··· Given information

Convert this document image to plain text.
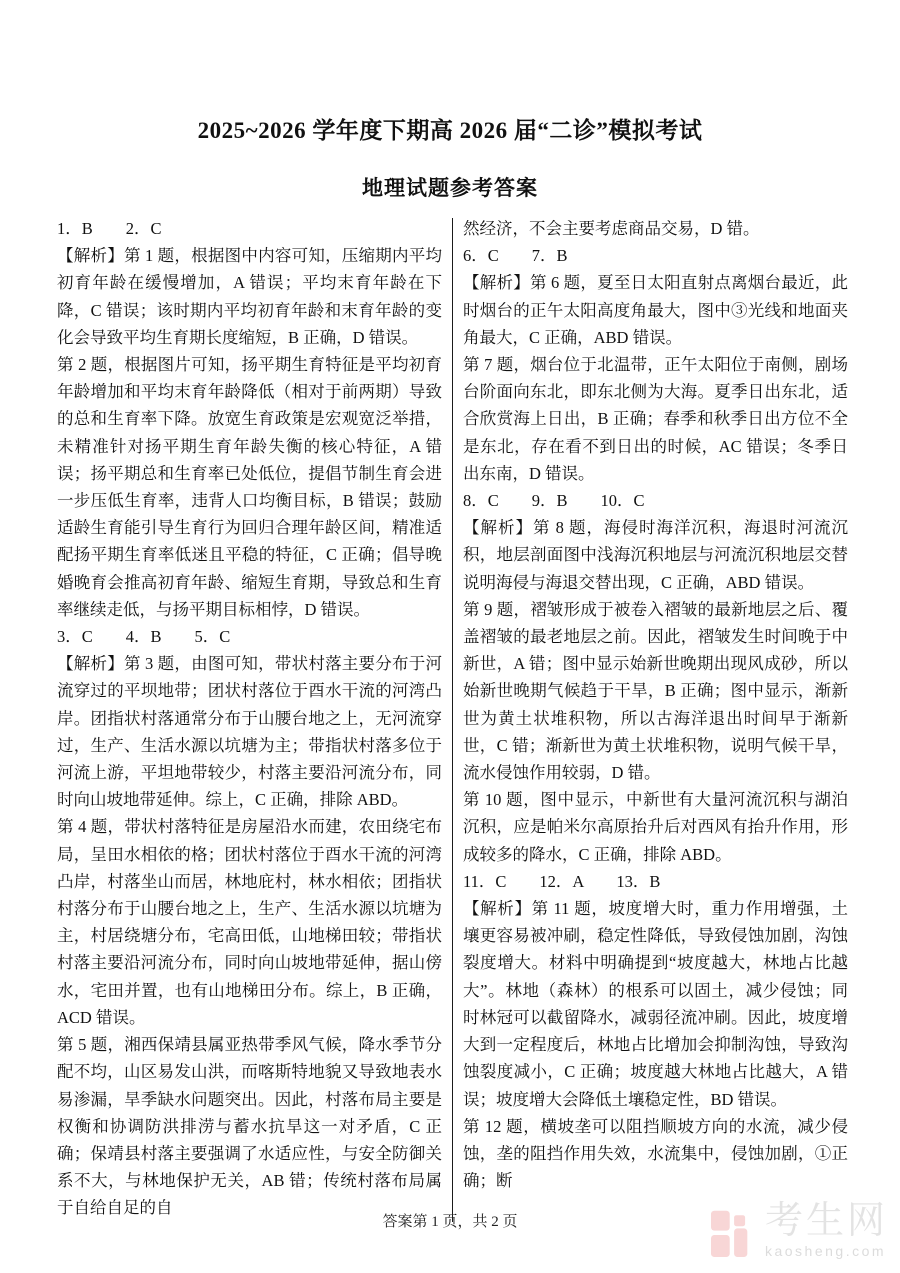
2025~2026 学年度下期高 2026 届“二诊”模拟考试
地理试题参考答案

1．B　　2．C

【解析】第 1 题，根据图中内容可知，压缩期内平均初育年龄在缓慢增加，A 错误；平均末育年龄在下降，C 错误；该时期内平均初育年龄和末育年龄的变化会导致平均生育期长度缩短，B 正确，D 错误。

第 2 题，根据图片可知，扬平期生育特征是平均初育年龄增加和平均末育年龄降低（相对于前两期）导致的总和生育率下降。放宽生育政策是宏观宽泛举措，未精准针对扬平期生育年龄失衡的核心特征，A 错误；扬平期总和生育率已处低位，提倡节制生育会进一步压低生育率，违背人口均衡目标，B 错误；鼓励适龄生育能引导生育行为回归合理年龄区间，精准适配扬平期生育率低迷且平稳的特征，C 正确；倡导晚婚晚育会推高初育年龄、缩短生育期，导致总和生育率继续走低，与扬平期目标相悖，D 错误。

3．C　　4．B　　5．C

【解析】第 3 题，由图可知，带状村落主要分布于河流穿过的平坝地带；团状村落位于酉水干流的河湾凸岸。团指状村落通常分布于山腰台地之上，无河流穿过，生产、生活水源以坑塘为主；带指状村落多位于河流上游，平坦地带较少，村落主要沿河流分布，同时向山坡地带延伸。综上，C 正确，排除 ABD。

第 4 题，带状村落特征是房屋沿水而建，农田绕宅布局，呈田水相依的格；团状村落位于酉水干流的河湾凸岸，村落坐山而居，林地庇村，林水相依；团指状村落分布于山腰台地之上，生产、生活水源以坑塘为主，村居绕塘分布，宅高田低，山地梯田较；带指状村落主要沿河流分布，同时向山坡地带延伸，据山傍水，宅田并置，也有山地梯田分布。综上，B 正确，ACD 错误。

第 5 题，湘西保靖县属亚热带季风气候，降水季节分配不均，山区易发山洪，而喀斯特地貌又导致地表水易渗漏，旱季缺水问题突出。因此，村落布局主要是权衡和协调防洪排涝与蓄水抗旱这一对矛盾，C 正确；保靖县村落主要强调了水适应性，与安全防御关系不大，与林地保护无关，AB 错；传统村落布局属于自给自足的自

然经济，不会主要考虑商品交易，D 错。

6．C　　7．B

【解析】第 6 题，夏至日太阳直射点离烟台最近，此时烟台的正午太阳高度角最大，图中③光线和地面夹角最大，C 正确，ABD 错误。

第 7 题，烟台位于北温带，正午太阳位于南侧，剧场台阶面向东北，即东北侧为大海。夏季日出东北，适合欣赏海上日出，B 正确；春季和秋季日出方位不全是东北，存在看不到日出的时候，AC 错误；冬季日出东南，D 错误。

8．C　　9．B　　10．C

【解析】第 8 题，海侵时海洋沉积，海退时河流沉积，地层剖面图中浅海沉积地层与河流沉积地层交替说明海侵与海退交替出现，C 正确，ABD 错误。

第 9 题，褶皱形成于被卷入褶皱的最新地层之后、覆盖褶皱的最老地层之前。因此，褶皱发生时间晚于中新世，A 错；图中显示始新世晚期出现风成砂，所以始新世晚期气候趋于干旱，B 正确；图中显示，渐新世为黄土状堆积物，所以古海洋退出时间早于渐新世，C 错；渐新世为黄土状堆积物，说明气候干旱，流水侵蚀作用较弱，D 错。

第 10 题，图中显示，中新世有大量河流沉积与湖泊沉积，应是帕米尔高原抬升后对西风有抬升作用，形成较多的降水，C 正确，排除 ABD。

11．C　　12．A　　13．B

【解析】第 11 题，坡度增大时，重力作用增强，土壤更容易被冲刷，稳定性降低，导致侵蚀加剧，沟蚀裂度增大。材料中明确提到“坡度越大，林地占比越大”。林地（森林）的根系可以固土，减少侵蚀；同时林冠可以截留降水，减弱径流冲刷。因此，坡度增大到一定程度后，林地占比增加会抑制沟蚀，导致沟蚀裂度减小，C 正确；坡度越大林地占比越大，A 错误；坡度增大会降低土壤稳定性，BD 错误。

第 12 题，横坡垄可以阻挡顺坡方向的水流，减少侵蚀，垄的阻挡作用失效，水流集中，侵蚀加剧，①正确；断

答案第 1 页，共 2 页	考生网
kaosheng.com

······

§ Job
Please set down each line of the data above exactly as written, without the pictures.

§ Exercise result
Convert this document image to plain text.
2025~2026 学年度下期高 2026 届“二诊”模拟考试
地理试题参考答案

1．B　　2．C

【解析】第 1 题，根据图中内容可知，压缩期内平均初育年龄在缓慢增加，A 错误；平均末育年龄在下降，C 错误；该时期内平均初育年龄和末育年龄的变化会导致平均生育期长度缩短，B 正确，D 错误。

第 2 题，根据图片可知，扬平期生育特征是平均初育年龄增加和平均末育年龄降低（相对于前两期）导致的总和生育率下降。放宽生育政策是宏观宽泛举措，未精准针对扬平期生育年龄失衡的核心特征，A 错误；扬平期总和生育率已处低位，提倡节制生育会进一步压低生育率，违背人口均衡目标，B 错误；鼓励适龄生育能引导生育行为回归合理年龄区间，精准适配扬平期生育率低迷且平稳的特征，C 正确；倡导晚婚晚育会推高初育年龄、缩短生育期，导致总和生育率继续走低，与扬平期目标相悖，D 错误。

3．C　　4．B　　5．C

【解析】第 3 题，由图可知，带状村落主要分布于河流穿过的平坝地带；团状村落位于酉水干流的河湾凸岸。团指状村落通常分布于山腰台地之上，无河流穿过，生产、生活水源以坑塘为主；带指状村落多位于河流上游，平坦地带较少，村落主要沿河流分布，同时向山坡地带延伸。综上，C 正确，排除 ABD。

第 4 题，带状村落特征是房屋沿水而建，农田绕宅布局，呈田水相依的格；团状村落位于酉水干流的河湾凸岸，村落坐山而居，林地庇村，林水相依；团指状村落分布于山腰台地之上，生产、生活水源以坑塘为主，村居绕塘分布，宅高田低，山地梯田较；带指状村落主要沿河流分布，同时向山坡地带延伸，据山傍水，宅田并置，也有山地梯田分布。综上，B 正确，ACD 错误。

第 5 题，湘西保靖县属亚热带季风气候，降水季节分配不均，山区易发山洪，而喀斯特地貌又导致地表水易渗漏，旱季缺水问题突出。因此，村落布局主要是权衡和协调防洪排涝与蓄水抗旱这一对矛盾，C 正确；保靖县村落主要强调了水适应性，与安全防御关系不大，与林地保护无关，AB 错；传统村落布局属于自给自足的自

然经济，不会主要考虑商品交易，D 错。

6．C　　7．B

【解析】第 6 题，夏至日太阳直射点离烟台最近，此时烟台的正午太阳高度角最大，图中③光线和地面夹角最大，C 正确，ABD 错误。

第 7 题，烟台位于北温带，正午太阳位于南侧，剧场台阶面向东北，即东北侧为大海。夏季日出东北，适合欣赏海上日出，B 正确；春季和秋季日出方位不全是东北，存在看不到日出的时候，AC 错误；冬季日出东南，D 错误。

8．C　　9．B　　10．C

【解析】第 8 题，海侵时海洋沉积，海退时河流沉积，地层剖面图中浅海沉积地层与河流沉积地层交替说明海侵与海退交替出现，C 正确，ABD 错误。

第 9 题，褶皱形成于被卷入褶皱的最新地层之后、覆盖褶皱的最老地层之前。因此，褶皱发生时间晚于中新世，A 错；图中显示始新世晚期出现风成砂，所以始新世晚期气候趋于干旱，B 正确；图中显示，渐新世为黄土状堆积物，所以古海洋退出时间早于渐新世，C 错；渐新世为黄土状堆积物，说明气候干旱，流水侵蚀作用较弱，D 错。

第 10 题，图中显示，中新世有大量河流沉积与湖泊沉积，应是帕米尔高原抬升后对西风有抬升作用，形成较多的降水，C 正确，排除 ABD。

11．C　　12．A　　13．B

【解析】第 11 题，坡度增大时，重力作用增强，土壤更容易被冲刷，稳定性降低，导致侵蚀加剧，沟蚀裂度增大。材料中明确提到“坡度越大，林地占比越大”。林地（森林）的根系可以固土，减少侵蚀；同时林冠可以截留降水，减弱径流冲刷。因此，坡度增大到一定程度后，林地占比增加会抑制沟蚀，导致沟蚀裂度减小，C 正确；坡度越大林地占比越大，A 错误；坡度增大会降低土壤稳定性，BD 错误。

第 12 题，横坡垄可以阻挡顺坡方向的水流，减少侵蚀，垄的阻挡作用失效，水流集中，侵蚀加剧，①正确；断

答案第 1 页，共 2 页	考生网
kaosheng.com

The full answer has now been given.